* What to produce *
Lay out the material as a numbered list, from the line containing "Patent image size: (1033, 1336)." to the line containing "The first torque", both included, and leave out blank lines.

* Provided material *
※

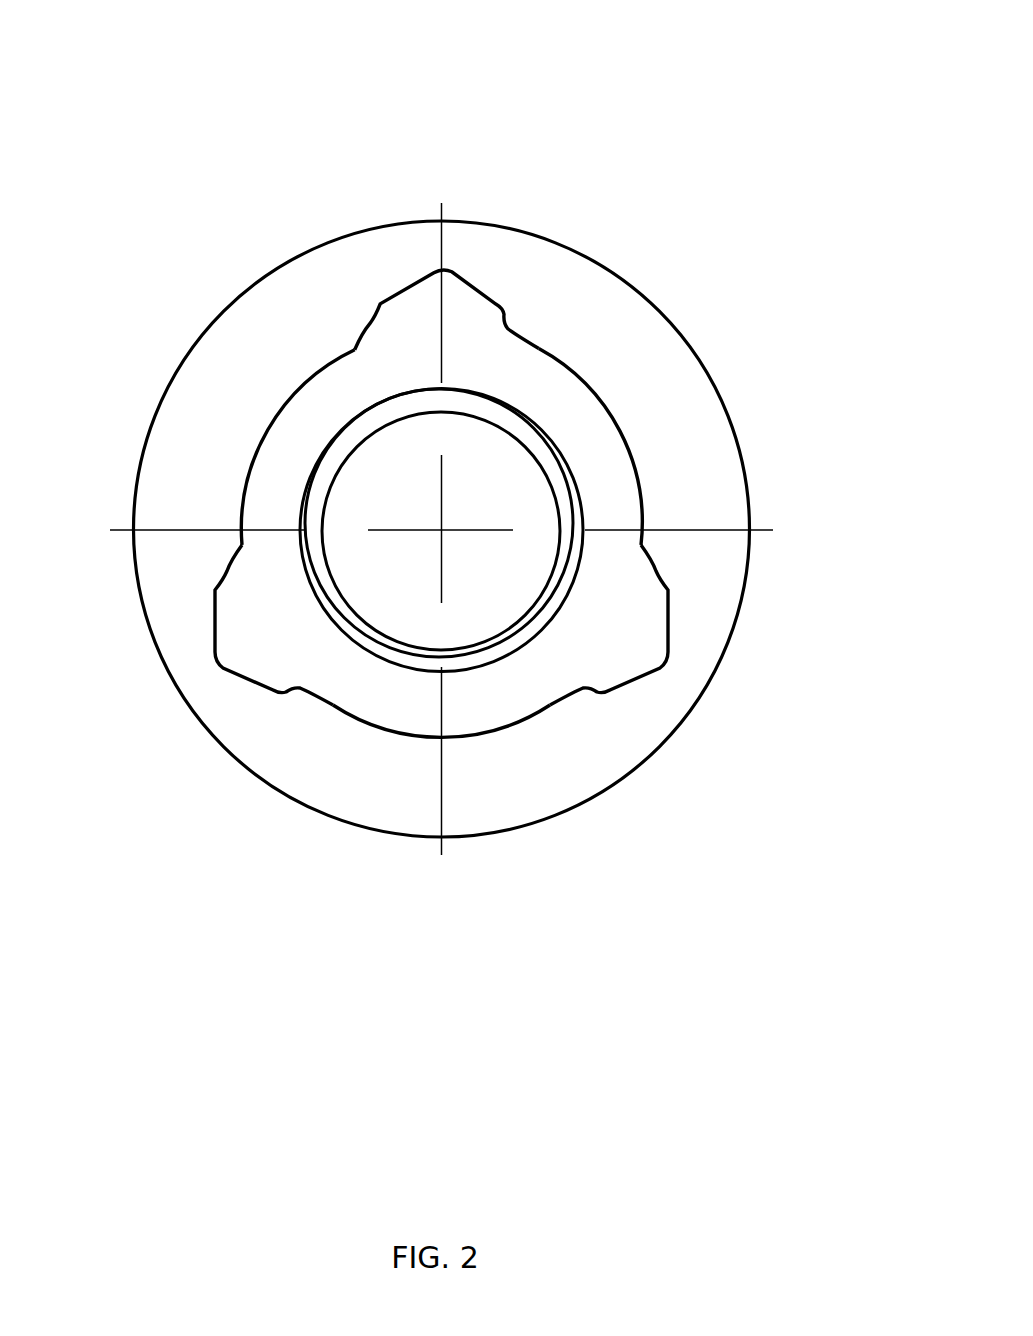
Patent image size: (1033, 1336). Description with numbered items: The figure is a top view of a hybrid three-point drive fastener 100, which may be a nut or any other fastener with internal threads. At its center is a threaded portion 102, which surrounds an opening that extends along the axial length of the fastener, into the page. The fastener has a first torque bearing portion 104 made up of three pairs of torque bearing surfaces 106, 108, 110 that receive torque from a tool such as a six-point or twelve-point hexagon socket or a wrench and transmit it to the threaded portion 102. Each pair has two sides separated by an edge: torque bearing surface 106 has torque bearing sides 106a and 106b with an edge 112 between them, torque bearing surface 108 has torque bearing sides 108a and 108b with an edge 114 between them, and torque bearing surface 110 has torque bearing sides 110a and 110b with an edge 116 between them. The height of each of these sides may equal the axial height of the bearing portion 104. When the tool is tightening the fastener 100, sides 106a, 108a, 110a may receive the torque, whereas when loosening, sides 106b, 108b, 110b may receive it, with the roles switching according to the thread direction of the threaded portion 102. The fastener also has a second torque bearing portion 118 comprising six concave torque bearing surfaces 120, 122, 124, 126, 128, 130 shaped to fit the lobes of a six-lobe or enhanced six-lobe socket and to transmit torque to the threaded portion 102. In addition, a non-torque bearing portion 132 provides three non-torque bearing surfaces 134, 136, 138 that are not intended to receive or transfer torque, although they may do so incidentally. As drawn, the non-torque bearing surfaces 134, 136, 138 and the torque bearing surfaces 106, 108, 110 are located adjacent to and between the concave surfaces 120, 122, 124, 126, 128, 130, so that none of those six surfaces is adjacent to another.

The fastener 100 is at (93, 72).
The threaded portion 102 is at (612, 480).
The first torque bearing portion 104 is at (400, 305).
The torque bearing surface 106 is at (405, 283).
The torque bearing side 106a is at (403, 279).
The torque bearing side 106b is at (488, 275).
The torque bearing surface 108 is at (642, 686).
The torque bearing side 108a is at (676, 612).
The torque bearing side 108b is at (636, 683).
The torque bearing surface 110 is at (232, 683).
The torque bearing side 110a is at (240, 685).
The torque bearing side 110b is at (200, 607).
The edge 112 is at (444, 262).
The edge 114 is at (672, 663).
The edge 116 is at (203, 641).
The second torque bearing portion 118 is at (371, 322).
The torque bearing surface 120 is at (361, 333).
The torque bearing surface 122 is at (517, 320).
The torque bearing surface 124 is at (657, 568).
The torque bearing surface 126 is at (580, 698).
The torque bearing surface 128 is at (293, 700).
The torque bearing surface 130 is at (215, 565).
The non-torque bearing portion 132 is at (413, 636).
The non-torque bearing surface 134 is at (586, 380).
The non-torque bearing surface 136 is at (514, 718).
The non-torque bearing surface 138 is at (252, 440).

※

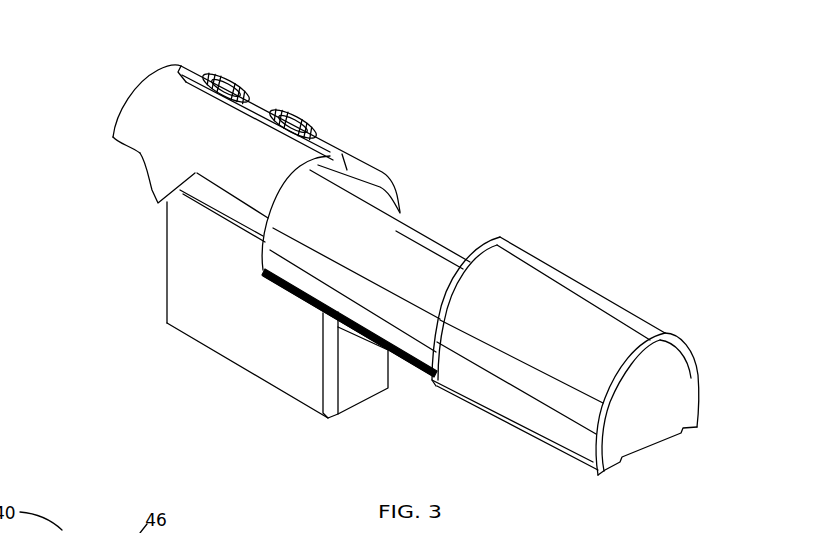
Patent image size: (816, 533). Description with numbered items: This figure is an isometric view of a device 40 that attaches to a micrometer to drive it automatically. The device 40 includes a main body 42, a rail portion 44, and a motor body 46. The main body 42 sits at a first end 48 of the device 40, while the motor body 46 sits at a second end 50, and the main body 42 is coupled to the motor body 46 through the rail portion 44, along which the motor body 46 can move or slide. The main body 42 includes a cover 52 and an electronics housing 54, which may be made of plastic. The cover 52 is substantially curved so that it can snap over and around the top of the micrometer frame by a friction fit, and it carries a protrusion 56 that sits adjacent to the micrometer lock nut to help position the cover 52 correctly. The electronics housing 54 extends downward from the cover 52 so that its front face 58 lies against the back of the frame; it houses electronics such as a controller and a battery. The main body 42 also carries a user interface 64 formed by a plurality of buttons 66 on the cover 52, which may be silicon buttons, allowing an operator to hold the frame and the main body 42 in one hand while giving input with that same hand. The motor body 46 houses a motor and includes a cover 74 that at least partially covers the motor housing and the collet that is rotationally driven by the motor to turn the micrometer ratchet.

※

* Completed task *
1. Patent image size: (1033, 1336). Description with numbered items: The figure is a top view of a hybrid three-point drive fastener 100, which may be a nut or any other fastener with internal threads. At its center is a threaded portion 102, which surrounds an opening that extends along the axial length of the fastener, into the page. The fastener has a first torque bearing portion 104 made up of three pairs of torque bearing surfaces 106, 108, 110 that receive torque from a tool such as a six-point or twelve-point hexagon socket or a wrench and transmit it to the threaded portion 102. Each pair has two sides separated by an edge: torque bearing surface 106 has torque bearing sides 106a and 106b with an edge 112 between them, torque bearing surface 108 has torque bearing sides 108a and 108b with an edge 114 between them, and torque bearing surface 110 has torque bearing sides 110a and 110b with an edge 116 between them. The height of each of these sides may equal the axial height of the bearing portion 104. When the tool is tightening the fastener 100, sides 106a, 108a, 110a may receive the torque, whereas when loosening, sides 106b, 108b, 110b may receive it, with the roles switching according to the thread direction of the threaded portion 102. The fastener also has a second torque bearing portion 118 comprising six concave torque bearing surfaces 120, 122, 124, 126, 128, 130 shaped to fit the lobes of a six-lobe or enhanced six-lobe socket and to transmit torque to the threaded portion 102. In addition, a non-torque bearing portion 132 provides three non-torque bearing surfaces 134, 136, 138 that are not intended to receive or transfer torque, although they may do so incidentally. As drawn, the non-torque bearing surfaces 134, 136, 138 and the torque bearing surfaces 106, 108, 110 are located adjacent to and between the concave surfaces 120, 122, 124, 126, 128, 130, so that none of those six surfaces is adjacent to another.
2. The fastener 100 is at (93, 72).
3. The threaded portion 102 is at (612, 480).
4. The first torque bearing portion 104 is at (400, 305).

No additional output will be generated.